• WRITTEN REQUEST
Pictures stay out of the copy; restate everything else in the material exactly.

• INFORMATION SHOWN
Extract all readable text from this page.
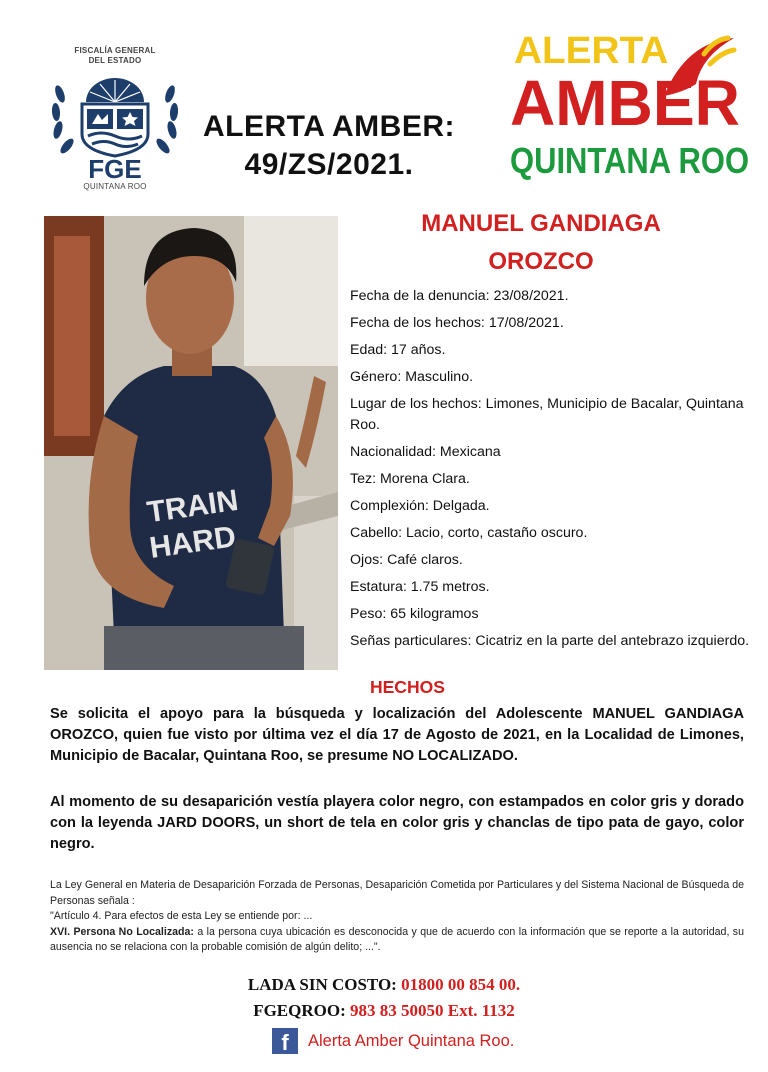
FISCALÍA GENERAL
DEL ESTADO
FGE
QUINTANA ROO
ALERTA AMBER:
49/ZS/2021.
ALERTA
AMBER
QUINTANA ROO
TRAIN
HARD
MANUEL GANDIAGA
OROZCO
Fecha de la denuncia: 23/08/2021.
Fecha de los hechos: 17/08/2021.
Edad: 17 años.
Género: Masculino.
Lugar de los hechos: Limones, Municipio de Bacalar, Quintana Roo.
Nacionalidad: Mexicana
Tez: Morena Clara.
Complexión: Delgada.
Cabello: Lacio, corto, castaño oscuro.
Ojos: Café claros.
Estatura: 1.75 metros.
Peso: 65 kilogramos
Señas particulares: Cicatriz en la parte del antebrazo izquierdo.
HECHOS
Se solicita el apoyo para la búsqueda y localización del Adolescente MANUEL GANDIAGA OROZCO, quien fue visto por última vez el día 17 de Agosto de 2021, en la Localidad de Limones, Municipio de Bacalar, Quintana Roo, se presume NO LOCALIZADO.
Al momento de su desaparición vestía playera color negro, con estampados en color gris y dorado con la leyenda JARD DOORS, un short de tela en color gris y chanclas de tipo pata de gayo, color negro.

La Ley General en Materia de Desaparición Forzada de Personas, Desaparición Cometida por Particulares y del Sistema Nacional de Búsqueda de Personas señala :

"Artículo 4. Para efectos de esta Ley se entiende por: ...

XVI. Persona No Localizada: a la persona cuya ubicación es desconocida y que de acuerdo con la información que se reporte a la autoridad, su ausencia no se relaciona con la probable comisión de algún delito; ...".

LADA SIN COSTO: 01800 00 854 00.
FGEQROO: 983 83 50050 Ext. 1132
f	Alerta Amber Quintana Roo.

• OUTPUT OF THE EXERCISE
Extract all readable text from this page.
FISCALÍA GENERAL
DEL ESTADO
FGE
QUINTANA ROO
ALERTA AMBER:
49/ZS/2021.
ALERTA
AMBER
QUINTANA ROO
TRAIN
HARD
MANUEL GANDIAGA
OROZCO
Fecha de la denuncia: 23/08/2021.
Fecha de los hechos: 17/08/2021.
Edad: 17 años.
Género: Masculino.
Lugar de los hechos: Limones, Municipio de Bacalar, Quintana Roo.
Nacionalidad: Mexicana
Tez: Morena Clara.
Complexión: Delgada.
Cabello: Lacio, corto, castaño oscuro.
Ojos: Café claros.
Estatura: 1.75 metros.
Peso: 65 kilogramos
Señas particulares: Cicatriz en la parte del antebrazo izquierdo.
HECHOS
Se solicita el apoyo para la búsqueda y localización del Adolescente MANUEL GANDIAGA OROZCO, quien fue visto por última vez el día 17 de Agosto de 2021, en la Localidad de Limones, Municipio de Bacalar, Quintana Roo, se presume NO LOCALIZADO.
Al momento de su desaparición vestía playera color negro, con estampados en color gris y dorado con la leyenda JARD DOORS, un short de tela en color gris y chanclas de tipo pata de gayo, color negro.

La Ley General en Materia de Desaparición Forzada de Personas, Desaparición Cometida por Particulares y del Sistema Nacional de Búsqueda de Personas señala :

"Artículo 4. Para efectos de esta Ley se entiende por: ...

XVI. Persona No Localizada: a la persona cuya ubicación es desconocida y que de acuerdo con la información que se reporte a la autoridad, su ausencia no se relaciona con la probable comisión de algún delito; ...".

LADA SIN COSTO: 01800 00 854 00.
FGEQROO: 983 83 50050 Ext. 1132
f	Alerta Amber Quintana Roo.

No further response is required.